▸ **Goal**
The complete listing should be restated exactly.

▸ **Exercise data**

· · · · · · ·

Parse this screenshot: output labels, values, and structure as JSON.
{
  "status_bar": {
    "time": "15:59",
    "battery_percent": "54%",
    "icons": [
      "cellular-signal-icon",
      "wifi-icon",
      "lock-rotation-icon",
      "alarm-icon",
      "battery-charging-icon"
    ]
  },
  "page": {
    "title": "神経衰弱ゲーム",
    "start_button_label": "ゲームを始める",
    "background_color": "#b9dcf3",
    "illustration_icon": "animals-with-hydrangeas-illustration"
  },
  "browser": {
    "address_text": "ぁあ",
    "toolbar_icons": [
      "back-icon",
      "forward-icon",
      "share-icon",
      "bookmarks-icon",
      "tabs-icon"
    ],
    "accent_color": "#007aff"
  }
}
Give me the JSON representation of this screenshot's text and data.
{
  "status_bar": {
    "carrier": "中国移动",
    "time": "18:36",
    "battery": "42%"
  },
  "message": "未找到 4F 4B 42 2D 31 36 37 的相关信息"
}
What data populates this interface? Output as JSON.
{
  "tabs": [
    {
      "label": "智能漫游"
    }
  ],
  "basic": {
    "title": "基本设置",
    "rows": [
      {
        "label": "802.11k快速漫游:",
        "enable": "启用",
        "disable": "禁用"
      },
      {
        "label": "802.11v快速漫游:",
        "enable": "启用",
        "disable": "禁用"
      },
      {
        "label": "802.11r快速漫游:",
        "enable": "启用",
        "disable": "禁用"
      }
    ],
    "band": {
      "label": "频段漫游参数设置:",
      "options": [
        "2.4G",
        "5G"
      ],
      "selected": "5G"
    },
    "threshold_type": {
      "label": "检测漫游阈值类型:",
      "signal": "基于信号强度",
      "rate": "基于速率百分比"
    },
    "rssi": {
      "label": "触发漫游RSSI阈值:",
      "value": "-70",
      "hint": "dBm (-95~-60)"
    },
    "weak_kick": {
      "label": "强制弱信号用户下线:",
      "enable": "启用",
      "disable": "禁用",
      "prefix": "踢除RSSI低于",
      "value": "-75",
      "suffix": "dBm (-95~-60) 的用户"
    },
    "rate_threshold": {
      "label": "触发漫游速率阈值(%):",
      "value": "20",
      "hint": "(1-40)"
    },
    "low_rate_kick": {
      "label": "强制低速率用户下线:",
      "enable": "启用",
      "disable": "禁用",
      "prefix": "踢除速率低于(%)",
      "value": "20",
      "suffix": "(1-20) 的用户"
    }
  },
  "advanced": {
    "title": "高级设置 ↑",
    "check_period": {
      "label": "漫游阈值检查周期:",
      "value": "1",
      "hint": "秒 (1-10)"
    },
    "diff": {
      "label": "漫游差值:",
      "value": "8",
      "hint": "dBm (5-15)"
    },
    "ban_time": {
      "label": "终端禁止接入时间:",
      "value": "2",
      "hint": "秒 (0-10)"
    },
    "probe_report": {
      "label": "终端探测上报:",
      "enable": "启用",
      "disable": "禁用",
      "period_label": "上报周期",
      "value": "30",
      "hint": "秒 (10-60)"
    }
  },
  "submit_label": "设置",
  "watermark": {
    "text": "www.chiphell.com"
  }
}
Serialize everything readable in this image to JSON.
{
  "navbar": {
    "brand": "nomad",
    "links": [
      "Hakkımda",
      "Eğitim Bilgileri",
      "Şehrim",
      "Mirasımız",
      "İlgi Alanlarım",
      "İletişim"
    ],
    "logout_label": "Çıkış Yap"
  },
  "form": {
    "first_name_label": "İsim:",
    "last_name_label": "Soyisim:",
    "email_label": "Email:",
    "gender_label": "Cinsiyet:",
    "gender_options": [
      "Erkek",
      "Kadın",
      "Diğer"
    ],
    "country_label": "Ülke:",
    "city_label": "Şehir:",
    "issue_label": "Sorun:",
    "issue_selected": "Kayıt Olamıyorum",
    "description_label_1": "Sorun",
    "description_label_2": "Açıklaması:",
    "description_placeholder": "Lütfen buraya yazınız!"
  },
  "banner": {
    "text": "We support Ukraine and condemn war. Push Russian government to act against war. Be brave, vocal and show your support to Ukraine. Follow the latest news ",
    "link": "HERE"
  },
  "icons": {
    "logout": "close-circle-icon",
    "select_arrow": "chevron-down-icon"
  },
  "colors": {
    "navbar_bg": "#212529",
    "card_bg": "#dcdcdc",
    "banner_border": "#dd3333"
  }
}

· · · · · · ·

▸ **Result**
Parse this screenshot: output labels, values, and structure as JSON.
{
  "status_bar": {
    "time": "15:59",
    "battery_percent": "54%",
    "icons": [
      "cellular-signal-icon",
      "wifi-icon",
      "lock-rotation-icon",
      "alarm-icon",
      "battery-charging-icon"
    ]
  },
  "page": {
    "title": "神経衰弱ゲーム",
    "start_button_label": "ゲームを始める",
    "background_color": "#b9dcf3",
    "illustration_icon": "animals-with-hydrangeas-illustration"
  },
  "browser": {
    "address_text": "ぁあ",
    "toolbar_icons": [
      "back-icon",
      "forward-icon",
      "share-icon",
      "bookmarks-icon",
      "tabs-icon"
    ],
    "accent_color": "#007aff"
  }
}
Give me the JSON representation of this screenshot's text and data.
{
  "status_bar": {
    "carrier": "中国移动",
    "time": "18:36",
    "battery": "42%"
  },
  "message": "未找到 4F 4B 42 2D 31 36 37 的相关信息"
}
What data populates this interface? Output as JSON.
{
  "tabs": [
    {
      "label": "智能漫游"
    }
  ],
  "basic": {
    "title": "基本设置",
    "rows": [
      {
        "label": "802.11k快速漫游:",
        "enable": "启用",
        "disable": "禁用"
      },
      {
        "label": "802.11v快速漫游:",
        "enable": "启用",
        "disable": "禁用"
      },
      {
        "label": "802.11r快速漫游:",
        "enable": "启用",
        "disable": "禁用"
      }
    ],
    "band": {
      "label": "频段漫游参数设置:",
      "options": [
        "2.4G",
        "5G"
      ],
      "selected": "5G"
    },
    "threshold_type": {
      "label": "检测漫游阈值类型:",
      "signal": "基于信号强度",
      "rate": "基于速率百分比"
    },
    "rssi": {
      "label": "触发漫游RSSI阈值:",
      "value": "-70",
      "hint": "dBm (-95~-60)"
    },
    "weak_kick": {
      "label": "强制弱信号用户下线:",
      "enable": "启用",
      "disable": "禁用",
      "prefix": "踢除RSSI低于",
      "value": "-75",
      "suffix": "dBm (-95~-60) 的用户"
    },
    "rate_threshold": {
      "label": "触发漫游速率阈值(%):",
      "value": "20",
      "hint": "(1-40)"
    },
    "low_rate_kick": {
      "label": "强制低速率用户下线:",
      "enable": "启用",
      "disable": "禁用",
      "prefix": "踢除速率低于(%)",
      "value": "20",
      "suffix": "(1-20) 的用户"
    }
  },
  "advanced": {
    "title": "高级设置 ↑",
    "check_period": {
      "label": "漫游阈值检查周期:",
      "value": "1",
      "hint": "秒 (1-10)"
    },
    "diff": {
      "label": "漫游差值:",
      "value": "8",
      "hint": "dBm (5-15)"
    },
    "ban_time": {
      "label": "终端禁止接入时间:",
      "value": "2",
      "hint": "秒 (0-10)"
    },
    "probe_report": {
      "label": "终端探测上报:",
      "enable": "启用",
      "disable": "禁用",
      "period_label": "上报周期",
      "value": "30",
      "hint": "秒 (10-60)"
    }
  },
  "submit_label": "设置",
  "watermark": {
    "text": "www.chiphell.com"
  }
}
Serialize everything readable in this image to JSON.
{
  "navbar": {
    "brand": "nomad",
    "links": [
      "Hakkımda",
      "Eğitim Bilgileri",
      "Şehrim",
      "Mirasımız",
      "İlgi Alanlarım",
      "İletişim"
    ],
    "logout_label": "Çıkış Yap"
  },
  "form": {
    "first_name_label": "İsim:",
    "last_name_label": "Soyisim:",
    "email_label": "Email:",
    "gender_label": "Cinsiyet:",
    "gender_options": [
      "Erkek",
      "Kadın",
      "Diğer"
    ],
    "country_label": "Ülke:",
    "city_label": "Şehir:",
    "issue_label": "Sorun:",
    "issue_selected": "Kayıt Olamıyorum",
    "description_label_1": "Sorun",
    "description_label_2": "Açıklaması:",
    "description_placeholder": "Lütfen buraya yazınız!"
  },
  "banner": {
    "text": "We support Ukraine and condemn war. Push Russian government to act against war. Be brave, vocal and show your support to Ukraine. Follow the latest news ",
    "link": "HERE"
  },
  "icons": {
    "logout": "close-circle-icon",
    "select_arrow": "chevron-down-icon"
  },
  "colors": {
    "navbar_bg": "#212529",
    "card_bg": "#dcdcdc",
    "banner_border": "#dd3333"
  }
}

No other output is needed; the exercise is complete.